- [WHAT YOU ARE ASKED TO DO]: Reproduce the records that follow in full, excluding any picture they contain.

※

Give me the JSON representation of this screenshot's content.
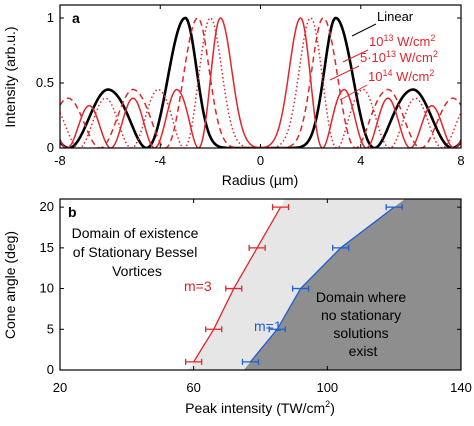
{
  "chart_data": [
    {
      "type": "line",
      "panel_label": "a",
      "xlabel": "Radius (µm)",
      "ylabel": "Intensity (arb.u.)",
      "xlim": [
        -8,
        8
      ],
      "ylim": [
        0,
        1.1
      ],
      "xticks": [
        "-8",
        "-4",
        "0",
        "4",
        "8"
      ],
      "yticks": [
        "0",
        "0.5",
        "1"
      ],
      "legend_placement": "top-right",
      "series": [
        {
          "name": "Linear",
          "color": "#000000",
          "style": "solid",
          "peak_radius": 3.0,
          "ring_period": 3.1
        },
        {
          "name_base": "10",
          "name_exp": "13",
          "name_unit": " W/cm",
          "name_unit_exp": "2",
          "color": "#e0262a",
          "style": "dashed",
          "peak_radius": 2.5,
          "ring_period": 2.6
        },
        {
          "name_base": "5·10",
          "name_exp": "13",
          "name_unit": " W/cm",
          "name_unit_exp": "2",
          "color": "#e0262a",
          "style": "dotted",
          "peak_radius": 2.0,
          "ring_period": 2.1
        },
        {
          "name_base": "10",
          "name_exp": "14",
          "name_unit": " W/cm",
          "name_unit_exp": "2",
          "color": "#e0262a",
          "style": "solid",
          "peak_radius": 1.6,
          "ring_period": 1.75
        }
      ]
    },
    {
      "type": "line",
      "panel_label": "b",
      "xlabel_main": "Peak intensity (TW/cm",
      "xlabel_exp": "2",
      "xlabel_close": ")",
      "ylabel": "Cone angle (deg)",
      "xlim": [
        20,
        140
      ],
      "ylim": [
        0,
        21
      ],
      "xticks": [
        "20",
        "60",
        "100",
        "140"
      ],
      "yticks": [
        "0",
        "5",
        "10",
        "15",
        "20"
      ],
      "series": [
        {
          "name": "m=3",
          "color": "#e0262a",
          "x": [
            60,
            66,
            72,
            79,
            86
          ],
          "y": [
            1,
            5,
            10,
            15,
            20
          ]
        },
        {
          "name": "m=1",
          "color": "#1f5fd0",
          "x": [
            77,
            85,
            92,
            104,
            120
          ],
          "y": [
            1,
            5,
            10,
            15,
            20
          ]
        }
      ],
      "annotations": {
        "existence": [
          "Domain of existence",
          "of Stationary Bessel",
          "Vortices"
        ],
        "no_solution": [
          "Domain where",
          "no stationary",
          "solutions",
          "exist"
        ]
      },
      "colors": {
        "existence_fill": "#e6e6e6",
        "no_solution_fill": "#8e8e8e"
      }
    }
  ]
}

※

- [OUTPUT]:
Give me the JSON representation of this screenshot's content.
{
  "chart_data": [
    {
      "type": "line",
      "panel_label": "a",
      "xlabel": "Radius (µm)",
      "ylabel": "Intensity (arb.u.)",
      "xlim": [
        -8,
        8
      ],
      "ylim": [
        0,
        1.1
      ],
      "xticks": [
        "-8",
        "-4",
        "0",
        "4",
        "8"
      ],
      "yticks": [
        "0",
        "0.5",
        "1"
      ],
      "legend_placement": "top-right",
      "series": [
        {
          "name": "Linear",
          "color": "#000000",
          "style": "solid",
          "peak_radius": 3.0,
          "ring_period": 3.1
        },
        {
          "name_base": "10",
          "name_exp": "13",
          "name_unit": " W/cm",
          "name_unit_exp": "2",
          "color": "#e0262a",
          "style": "dashed",
          "peak_radius": 2.5,
          "ring_period": 2.6
        },
        {
          "name_base": "5·10",
          "name_exp": "13",
          "name_unit": " W/cm",
          "name_unit_exp": "2",
          "color": "#e0262a",
          "style": "dotted",
          "peak_radius": 2.0,
          "ring_period": 2.1
        },
        {
          "name_base": "10",
          "name_exp": "14",
          "name_unit": " W/cm",
          "name_unit_exp": "2",
          "color": "#e0262a",
          "style": "solid",
          "peak_radius": 1.6,
          "ring_period": 1.75
        }
      ]
    },
    {
      "type": "line",
      "panel_label": "b",
      "xlabel_main": "Peak intensity (TW/cm",
      "xlabel_exp": "2",
      "xlabel_close": ")",
      "ylabel": "Cone angle (deg)",
      "xlim": [
        20,
        140
      ],
      "ylim": [
        0,
        21
      ],
      "xticks": [
        "20",
        "60",
        "100",
        "140"
      ],
      "yticks": [
        "0",
        "5",
        "10",
        "15",
        "20"
      ],
      "series": [
        {
          "name": "m=3",
          "color": "#e0262a",
          "x": [
            60,
            66,
            72,
            79,
            86
          ],
          "y": [
            1,
            5,
            10,
            15,
            20
          ]
        },
        {
          "name": "m=1",
          "color": "#1f5fd0",
          "x": [
            77,
            85,
            92,
            104,
            120
          ],
          "y": [
            1,
            5,
            10,
            15,
            20
          ]
        }
      ],
      "annotations": {
        "existence": [
          "Domain of existence",
          "of Stationary Bessel",
          "Vortices"
        ],
        "no_solution": [
          "Domain where",
          "no stationary",
          "solutions",
          "exist"
        ]
      },
      "colors": {
        "existence_fill": "#e6e6e6",
        "no_solution_fill": "#8e8e8e"
      }
    }
  ]
}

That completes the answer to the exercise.